WORK TASK:
The whole listing is to be reproduced exactly as given.

GIVEN DATA:
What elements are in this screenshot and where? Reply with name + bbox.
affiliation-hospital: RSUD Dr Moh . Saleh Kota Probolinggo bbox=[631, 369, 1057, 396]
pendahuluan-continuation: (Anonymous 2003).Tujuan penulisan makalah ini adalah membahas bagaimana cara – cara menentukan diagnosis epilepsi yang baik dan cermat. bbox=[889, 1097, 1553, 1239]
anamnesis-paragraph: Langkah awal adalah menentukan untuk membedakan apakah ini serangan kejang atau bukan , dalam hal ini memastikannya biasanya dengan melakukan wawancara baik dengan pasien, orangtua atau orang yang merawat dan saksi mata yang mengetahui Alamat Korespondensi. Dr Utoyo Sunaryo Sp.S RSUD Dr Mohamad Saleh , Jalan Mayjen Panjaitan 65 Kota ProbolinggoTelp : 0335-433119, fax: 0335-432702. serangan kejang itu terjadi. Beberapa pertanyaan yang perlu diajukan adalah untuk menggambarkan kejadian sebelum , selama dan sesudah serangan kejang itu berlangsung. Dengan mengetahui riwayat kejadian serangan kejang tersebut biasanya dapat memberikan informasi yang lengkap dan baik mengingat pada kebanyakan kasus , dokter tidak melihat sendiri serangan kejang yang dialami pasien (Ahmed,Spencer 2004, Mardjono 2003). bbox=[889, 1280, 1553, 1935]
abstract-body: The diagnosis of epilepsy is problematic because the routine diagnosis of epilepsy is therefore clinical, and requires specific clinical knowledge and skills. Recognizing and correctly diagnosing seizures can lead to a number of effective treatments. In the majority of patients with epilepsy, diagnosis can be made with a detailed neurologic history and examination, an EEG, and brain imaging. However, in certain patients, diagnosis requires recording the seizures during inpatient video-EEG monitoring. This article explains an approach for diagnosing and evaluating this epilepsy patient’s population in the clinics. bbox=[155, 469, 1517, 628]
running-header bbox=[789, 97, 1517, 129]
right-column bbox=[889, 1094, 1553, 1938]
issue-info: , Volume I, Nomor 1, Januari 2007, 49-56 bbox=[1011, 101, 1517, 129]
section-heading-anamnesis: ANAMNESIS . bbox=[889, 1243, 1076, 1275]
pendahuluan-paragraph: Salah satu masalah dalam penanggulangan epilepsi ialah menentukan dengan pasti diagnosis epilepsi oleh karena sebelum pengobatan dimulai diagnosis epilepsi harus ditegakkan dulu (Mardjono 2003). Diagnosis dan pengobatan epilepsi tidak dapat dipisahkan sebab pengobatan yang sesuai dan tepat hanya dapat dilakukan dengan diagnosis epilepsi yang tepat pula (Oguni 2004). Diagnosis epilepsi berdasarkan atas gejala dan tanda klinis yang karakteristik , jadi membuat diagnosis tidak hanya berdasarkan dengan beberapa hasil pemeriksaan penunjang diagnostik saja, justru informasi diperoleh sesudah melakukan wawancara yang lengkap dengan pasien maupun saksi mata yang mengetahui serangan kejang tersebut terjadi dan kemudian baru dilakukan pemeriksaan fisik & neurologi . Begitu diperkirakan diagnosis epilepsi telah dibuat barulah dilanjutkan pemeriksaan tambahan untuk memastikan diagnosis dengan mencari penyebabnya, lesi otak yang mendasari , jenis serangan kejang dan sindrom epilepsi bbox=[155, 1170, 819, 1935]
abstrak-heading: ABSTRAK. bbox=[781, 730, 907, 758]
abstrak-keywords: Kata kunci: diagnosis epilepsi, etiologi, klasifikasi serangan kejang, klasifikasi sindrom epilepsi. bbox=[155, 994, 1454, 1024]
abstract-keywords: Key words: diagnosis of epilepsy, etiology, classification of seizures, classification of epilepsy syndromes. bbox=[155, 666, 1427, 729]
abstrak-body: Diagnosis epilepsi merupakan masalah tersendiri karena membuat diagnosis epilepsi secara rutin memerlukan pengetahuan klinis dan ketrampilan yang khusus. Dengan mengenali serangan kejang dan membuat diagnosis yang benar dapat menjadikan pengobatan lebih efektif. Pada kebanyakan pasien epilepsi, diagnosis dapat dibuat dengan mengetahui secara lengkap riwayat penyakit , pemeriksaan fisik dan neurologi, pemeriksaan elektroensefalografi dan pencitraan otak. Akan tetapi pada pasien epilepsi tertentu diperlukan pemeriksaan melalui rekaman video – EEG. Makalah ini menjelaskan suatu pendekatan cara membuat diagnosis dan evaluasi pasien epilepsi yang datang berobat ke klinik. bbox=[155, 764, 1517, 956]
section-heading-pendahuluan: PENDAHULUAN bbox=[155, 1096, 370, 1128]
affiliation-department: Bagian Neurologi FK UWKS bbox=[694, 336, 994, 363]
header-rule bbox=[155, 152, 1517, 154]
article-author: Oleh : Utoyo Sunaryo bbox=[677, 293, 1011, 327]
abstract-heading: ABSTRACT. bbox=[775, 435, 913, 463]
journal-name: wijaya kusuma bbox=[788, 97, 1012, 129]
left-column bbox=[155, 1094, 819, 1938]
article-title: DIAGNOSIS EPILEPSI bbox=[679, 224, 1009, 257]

YOUR SOLUTION:
What elements are in this screenshot and where? Reply with name + bbox.
affiliation-hospital: RSUD Dr Moh . Saleh Kota Probolinggo bbox=[631, 369, 1057, 396]
pendahuluan-continuation: (Anonymous 2003).Tujuan penulisan makalah ini adalah membahas bagaimana cara – cara menentukan diagnosis epilepsi yang baik dan cermat. bbox=[889, 1097, 1553, 1239]
anamnesis-paragraph: Langkah awal adalah menentukan untuk membedakan apakah ini serangan kejang atau bukan , dalam hal ini memastikannya biasanya dengan melakukan wawancara baik dengan pasien, orangtua atau orang yang merawat dan saksi mata yang mengetahui Alamat Korespondensi. Dr Utoyo Sunaryo Sp.S RSUD Dr Mohamad Saleh , Jalan Mayjen Panjaitan 65 Kota ProbolinggoTelp : 0335-433119, fax: 0335-432702. serangan kejang itu terjadi. Beberapa pertanyaan yang perlu diajukan adalah untuk menggambarkan kejadian sebelum , selama dan sesudah serangan kejang itu berlangsung. Dengan mengetahui riwayat kejadian serangan kejang tersebut biasanya dapat memberikan informasi yang lengkap dan baik mengingat pada kebanyakan kasus , dokter tidak melihat sendiri serangan kejang yang dialami pasien (Ahmed,Spencer 2004, Mardjono 2003). bbox=[889, 1280, 1553, 1935]
abstract-body: The diagnosis of epilepsy is problematic because the routine diagnosis of epilepsy is therefore clinical, and requires specific clinical knowledge and skills. Recognizing and correctly diagnosing seizures can lead to a number of effective treatments. In the majority of patients with epilepsy, diagnosis can be made with a detailed neurologic history and examination, an EEG, and brain imaging. However, in certain patients, diagnosis requires recording the seizures during inpatient video-EEG monitoring. This article explains an approach for diagnosing and evaluating this epilepsy patient’s population in the clinics. bbox=[155, 469, 1517, 628]
running-header bbox=[789, 97, 1517, 129]
right-column bbox=[889, 1094, 1553, 1938]
issue-info: , Volume I, Nomor 1, Januari 2007, 49-56 bbox=[1011, 101, 1517, 129]
section-heading-anamnesis: ANAMNESIS . bbox=[889, 1243, 1076, 1275]
pendahuluan-paragraph: Salah satu masalah dalam penanggulangan epilepsi ialah menentukan dengan pasti diagnosis epilepsi oleh karena sebelum pengobatan dimulai diagnosis epilepsi harus ditegakkan dulu (Mardjono 2003). Diagnosis dan pengobatan epilepsi tidak dapat dipisahkan sebab pengobatan yang sesuai dan tepat hanya dapat dilakukan dengan diagnosis epilepsi yang tepat pula (Oguni 2004). Diagnosis epilepsi berdasarkan atas gejala dan tanda klinis yang karakteristik , jadi membuat diagnosis tidak hanya berdasarkan dengan beberapa hasil pemeriksaan penunjang diagnostik saja, justru informasi diperoleh sesudah melakukan wawancara yang lengkap dengan pasien maupun saksi mata yang mengetahui serangan kejang tersebut terjadi dan kemudian baru dilakukan pemeriksaan fisik & neurologi . Begitu diperkirakan diagnosis epilepsi telah dibuat barulah dilanjutkan pemeriksaan tambahan untuk memastikan diagnosis dengan mencari penyebabnya, lesi otak yang mendasari , jenis serangan kejang dan sindrom epilepsi bbox=[155, 1170, 819, 1935]
abstrak-heading: ABSTRAK. bbox=[781, 730, 907, 758]
abstrak-keywords: Kata kunci: diagnosis epilepsi, etiologi, klasifikasi serangan kejang, klasifikasi sindrom epilepsi. bbox=[155, 994, 1454, 1024]
abstract-keywords: Key words: diagnosis of epilepsy, etiology, classification of seizures, classification of epilepsy syndromes. bbox=[155, 666, 1427, 729]
abstrak-body: Diagnosis epilepsi merupakan masalah tersendiri karena membuat diagnosis epilepsi secara rutin memerlukan pengetahuan klinis dan ketrampilan yang khusus. Dengan mengenali serangan kejang dan membuat diagnosis yang benar dapat menjadikan pengobatan lebih efektif. Pada kebanyakan pasien epilepsi, diagnosis dapat dibuat dengan mengetahui secara lengkap riwayat penyakit , pemeriksaan fisik dan neurologi, pemeriksaan elektroensefalografi dan pencitraan otak. Akan tetapi pada pasien epilepsi tertentu diperlukan pemeriksaan melalui rekaman video – EEG. Makalah ini menjelaskan suatu pendekatan cara membuat diagnosis dan evaluasi pasien epilepsi yang datang berobat ke klinik. bbox=[155, 764, 1517, 956]
section-heading-pendahuluan: PENDAHULUAN bbox=[155, 1096, 370, 1128]
affiliation-department: Bagian Neurologi FK UWKS bbox=[694, 336, 994, 363]
header-rule bbox=[155, 152, 1517, 154]
article-author: Oleh : Utoyo Sunaryo bbox=[677, 293, 1011, 327]
abstract-heading: ABSTRACT. bbox=[775, 435, 913, 463]
journal-name: wijaya kusuma bbox=[788, 97, 1012, 129]
left-column bbox=[155, 1094, 819, 1938]
article-title: DIAGNOSIS EPILEPSI bbox=[679, 224, 1009, 257]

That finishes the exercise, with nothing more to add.